-------- READING TEXT --------

Let’s be real….
…….at times it’s hard not to worry about what’s presently happening in our world. Turn on the news, scroll your feed, stand in line at the grocery store—there’s a low-frequency hum of anxiety everywhere.
Authoritarian thunderclouds moving in. Economic dominoes wobbling. Social fabric fraying at the seams. I’d be lying if I said I don’t feel it in my body—tight in the chest, clenching the jaw, bracing for the next hit of whatever fresh absurdity rolls our way.
But I’ve also come to realize this: Worrying isn’t the problem. It’s what we do with it that matters. And that’s where the Tao—and specifically the I Ching—has saved my peace more times than I can count.
The I Ching, or Book of Changes, isn’t some dusty relic from ancient China that’s only good for fortune-telling at candlelit parties. It’s a living, breathing, shape-shifting mirror. It doesn’t promise certainty. It teaches how to live within uncertainty—how to surf the chaos instead of being swallowed by it.
Highly Recommend I-Ching Cafe 👇
This isn’t abstract philosophy to me. It’s muscle memory at this point. When the outer world feels unhinged, I turn inward and cast the I Ching like dropping a stone into still water. I don’t ask it to tell me what’s going to happen. I ask it to tell me who I need to be.
Just the other morning, when the news made me want to scream into a pillow or move to Iceland, I rolled my coins, took a breath, and asked the I Ching, “How do I move through this anxious world without losing myself?”

-------- SUPPLIED DATA --------

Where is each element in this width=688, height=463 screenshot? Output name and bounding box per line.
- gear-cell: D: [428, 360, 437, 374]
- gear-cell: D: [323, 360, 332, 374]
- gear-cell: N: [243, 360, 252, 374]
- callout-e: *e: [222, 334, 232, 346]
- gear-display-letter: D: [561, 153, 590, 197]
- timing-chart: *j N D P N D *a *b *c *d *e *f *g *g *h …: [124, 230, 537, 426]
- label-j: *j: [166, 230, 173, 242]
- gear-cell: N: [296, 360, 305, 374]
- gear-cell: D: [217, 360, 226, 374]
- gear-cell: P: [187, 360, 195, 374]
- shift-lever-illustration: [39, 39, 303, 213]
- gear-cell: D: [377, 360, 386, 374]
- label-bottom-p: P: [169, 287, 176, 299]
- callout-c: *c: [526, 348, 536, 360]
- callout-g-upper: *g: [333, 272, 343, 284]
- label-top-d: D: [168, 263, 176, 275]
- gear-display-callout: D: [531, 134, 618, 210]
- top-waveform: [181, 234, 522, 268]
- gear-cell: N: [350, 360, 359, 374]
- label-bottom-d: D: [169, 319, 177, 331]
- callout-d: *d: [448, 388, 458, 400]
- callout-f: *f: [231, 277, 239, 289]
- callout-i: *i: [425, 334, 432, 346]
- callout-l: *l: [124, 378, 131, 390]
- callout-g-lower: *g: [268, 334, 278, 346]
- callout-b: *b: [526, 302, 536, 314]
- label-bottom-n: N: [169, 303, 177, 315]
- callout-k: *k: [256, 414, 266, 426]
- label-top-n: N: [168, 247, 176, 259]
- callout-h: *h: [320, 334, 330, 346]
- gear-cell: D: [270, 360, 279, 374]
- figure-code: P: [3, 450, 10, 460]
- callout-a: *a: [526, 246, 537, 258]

--------

- [TASK SET]:
(1) Condense the paragraph of the essay on worry and the I Ching that begins "The I Ching, or Book of Changes," into two sentences that keep its main points.
(2) Carry the essay on worry and the I Ching forward from the point where it stops, starting right after the question put to the I Ching.

- [ANSWERS TO EACH TASK]:
(1) The I Ching, or Book of Changes, is not merely an ancient Chinese relic fit only for fortune-telling but a living, shape-shifting mirror. Rather than promising certainty, it teaches how to live within uncertainty and ride out chaos instead of being swallowed by it.

(2)
Here’s what came back:
Hexagram 61 – Inner Truth
Changing lines leading to:
Hexagram 24 – Return (The Turning Point)
At first, I chuckled. Not a belly laugh—more of that quiet, cosmic “of course” kind of laugh.
Inner Truth says: Stop chasing the noise. Turn inward. Align with your core. If your inner self is steady, no outer storm can knock you off course. That hit hard. I’ve always known that worry multiplies when I get too invested in external outcomes. Politics. Markets. Social media meltdowns.
But the line that truly stopped me was this: “The superior person weighs words and remains calm.”
That’s when I realized—my job isn’t to fix the world. It’s to show up with integrity, breath, and presence.
And then came Return— one of my favorite hexagrams. The prodigal son of the soul’s journey. A whisper to come home. Not to the way things used to be, but to who I’ve always been beneath the chaos. The Taoist within. The one who knows how to float.
That reading didn’t give me a playbook. It gave me a center. It reminded me that stillness is a power move. That pausing before reacting is a radical act in an age of reactivity.
And it got me thinking, “what if worry isn’t something to banish, but a signal that we’re out of alignment?”
The Tao doesn’t fight worry. It doesn’t shame fear. It observes it. Lets it pass through like the weather.
Because everything—everything—is part of the flow. Authoritarians. The anxiety. Cranky friends. A deep breath after a good cry. Rallies with AOC and Bernie. It’s all the Tao, moving in rhythm.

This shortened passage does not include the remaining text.